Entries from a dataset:
····················
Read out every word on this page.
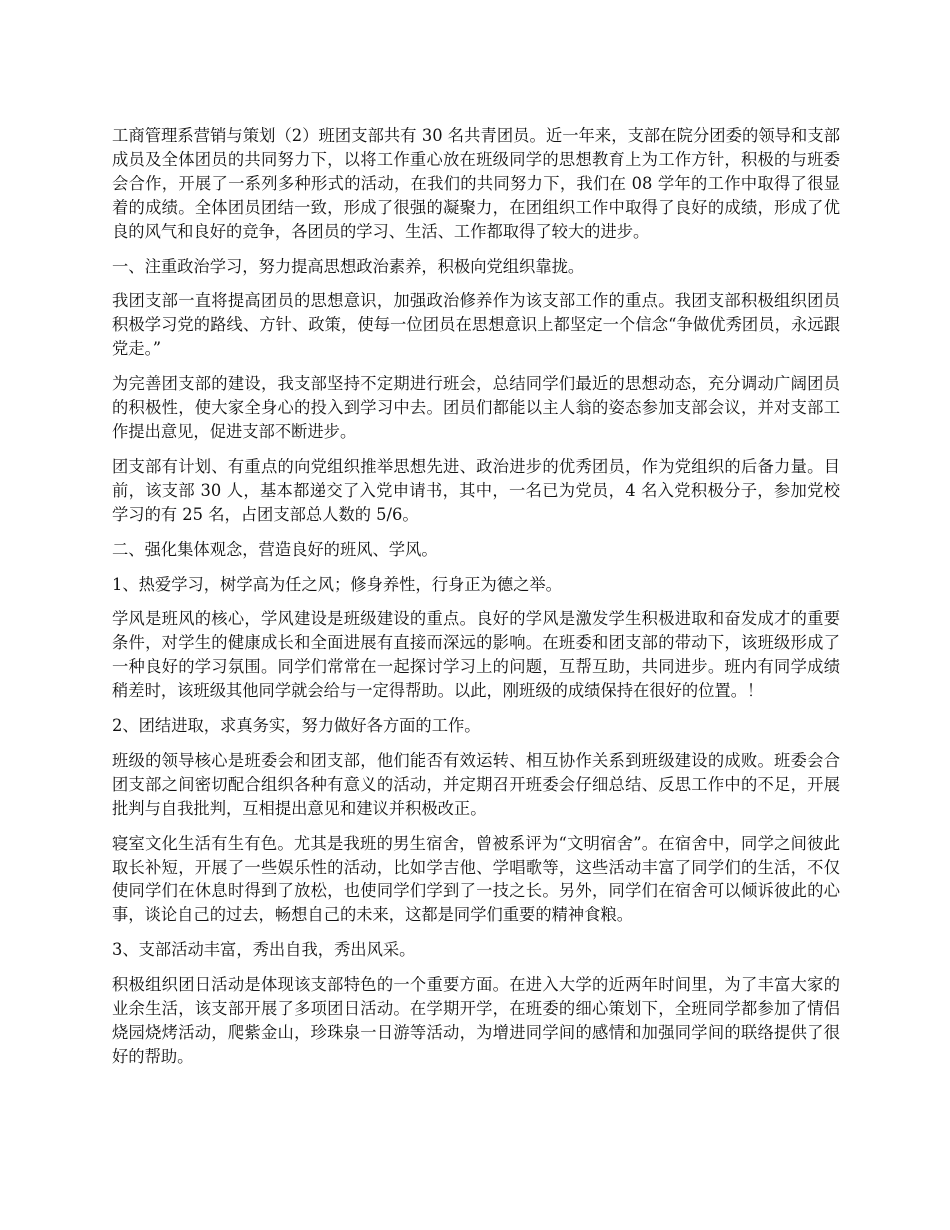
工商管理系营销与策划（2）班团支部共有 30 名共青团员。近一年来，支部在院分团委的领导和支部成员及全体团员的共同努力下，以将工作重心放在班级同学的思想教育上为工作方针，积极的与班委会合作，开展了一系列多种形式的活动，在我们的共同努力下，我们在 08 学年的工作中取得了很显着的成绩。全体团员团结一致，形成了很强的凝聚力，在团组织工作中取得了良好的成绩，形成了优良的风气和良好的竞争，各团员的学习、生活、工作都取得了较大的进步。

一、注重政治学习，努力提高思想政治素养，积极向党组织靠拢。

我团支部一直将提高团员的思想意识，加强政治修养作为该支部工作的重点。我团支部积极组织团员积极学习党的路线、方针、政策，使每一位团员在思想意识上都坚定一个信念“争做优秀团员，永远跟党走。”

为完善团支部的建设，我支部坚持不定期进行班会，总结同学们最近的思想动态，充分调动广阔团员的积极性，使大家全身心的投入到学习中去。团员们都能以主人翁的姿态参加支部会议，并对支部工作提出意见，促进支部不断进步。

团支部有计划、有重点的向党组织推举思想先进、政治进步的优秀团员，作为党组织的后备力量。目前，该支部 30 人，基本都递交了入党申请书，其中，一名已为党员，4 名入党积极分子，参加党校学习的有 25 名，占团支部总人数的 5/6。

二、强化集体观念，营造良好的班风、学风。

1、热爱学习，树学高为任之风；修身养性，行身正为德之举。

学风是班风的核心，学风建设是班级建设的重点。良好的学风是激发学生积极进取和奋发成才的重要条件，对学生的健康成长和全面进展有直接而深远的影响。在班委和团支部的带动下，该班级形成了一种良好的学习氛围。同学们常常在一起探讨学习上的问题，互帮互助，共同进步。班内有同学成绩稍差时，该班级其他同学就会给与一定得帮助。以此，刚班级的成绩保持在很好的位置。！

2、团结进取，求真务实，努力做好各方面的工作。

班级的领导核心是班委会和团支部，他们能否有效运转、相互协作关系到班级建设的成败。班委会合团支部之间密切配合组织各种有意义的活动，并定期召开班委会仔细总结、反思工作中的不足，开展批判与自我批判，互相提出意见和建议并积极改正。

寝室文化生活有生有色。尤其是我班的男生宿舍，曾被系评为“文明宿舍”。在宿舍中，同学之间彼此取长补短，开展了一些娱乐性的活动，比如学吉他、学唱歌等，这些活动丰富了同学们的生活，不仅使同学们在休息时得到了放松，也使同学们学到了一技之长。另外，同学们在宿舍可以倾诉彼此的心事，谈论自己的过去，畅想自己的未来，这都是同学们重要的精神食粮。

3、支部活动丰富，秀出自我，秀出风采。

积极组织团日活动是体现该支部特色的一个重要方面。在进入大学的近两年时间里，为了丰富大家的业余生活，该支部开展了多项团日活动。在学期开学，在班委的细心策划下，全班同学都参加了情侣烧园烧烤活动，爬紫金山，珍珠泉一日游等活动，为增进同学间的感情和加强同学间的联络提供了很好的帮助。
····················
Exercise instructions:
Repeat every record above exactly, but leave out any pictures.

Task solution:
Read out every word on this page.
工商管理系营销与策划（2）班团支部共有 30 名共青团员。近一年来，支部在院分团委的领导和支部成员及全体团员的共同努力下，以将工作重心放在班级同学的思想教育上为工作方针，积极的与班委会合作，开展了一系列多种形式的活动，在我们的共同努力下，我们在 08 学年的工作中取得了很显着的成绩。全体团员团结一致，形成了很强的凝聚力，在团组织工作中取得了良好的成绩，形成了优良的风气和良好的竞争，各团员的学习、生活、工作都取得了较大的进步。

一、注重政治学习，努力提高思想政治素养，积极向党组织靠拢。

我团支部一直将提高团员的思想意识，加强政治修养作为该支部工作的重点。我团支部积极组织团员积极学习党的路线、方针、政策，使每一位团员在思想意识上都坚定一个信念“争做优秀团员，永远跟党走。”

为完善团支部的建设，我支部坚持不定期进行班会，总结同学们最近的思想动态，充分调动广阔团员的积极性，使大家全身心的投入到学习中去。团员们都能以主人翁的姿态参加支部会议，并对支部工作提出意见，促进支部不断进步。

团支部有计划、有重点的向党组织推举思想先进、政治进步的优秀团员，作为党组织的后备力量。目前，该支部 30 人，基本都递交了入党申请书，其中，一名已为党员，4 名入党积极分子，参加党校学习的有 25 名，占团支部总人数的 5/6。

二、强化集体观念，营造良好的班风、学风。

1、热爱学习，树学高为任之风；修身养性，行身正为德之举。

学风是班风的核心，学风建设是班级建设的重点。良好的学风是激发学生积极进取和奋发成才的重要条件，对学生的健康成长和全面进展有直接而深远的影响。在班委和团支部的带动下，该班级形成了一种良好的学习氛围。同学们常常在一起探讨学习上的问题，互帮互助，共同进步。班内有同学成绩稍差时，该班级其他同学就会给与一定得帮助。以此，刚班级的成绩保持在很好的位置。！

2、团结进取，求真务实，努力做好各方面的工作。

班级的领导核心是班委会和团支部，他们能否有效运转、相互协作关系到班级建设的成败。班委会合团支部之间密切配合组织各种有意义的活动，并定期召开班委会仔细总结、反思工作中的不足，开展批判与自我批判，互相提出意见和建议并积极改正。

寝室文化生活有生有色。尤其是我班的男生宿舍，曾被系评为“文明宿舍”。在宿舍中，同学之间彼此取长补短，开展了一些娱乐性的活动，比如学吉他、学唱歌等，这些活动丰富了同学们的生活，不仅使同学们在休息时得到了放松，也使同学们学到了一技之长。另外，同学们在宿舍可以倾诉彼此的心事，谈论自己的过去，畅想自己的未来，这都是同学们重要的精神食粮。

3、支部活动丰富，秀出自我，秀出风采。

积极组织团日活动是体现该支部特色的一个重要方面。在进入大学的近两年时间里，为了丰富大家的业余生活，该支部开展了多项团日活动。在学期开学，在班委的细心策划下，全班同学都参加了情侣烧园烧烤活动，爬紫金山，珍珠泉一日游等活动，为增进同学间的感情和加强同学间的联络提供了很好的帮助。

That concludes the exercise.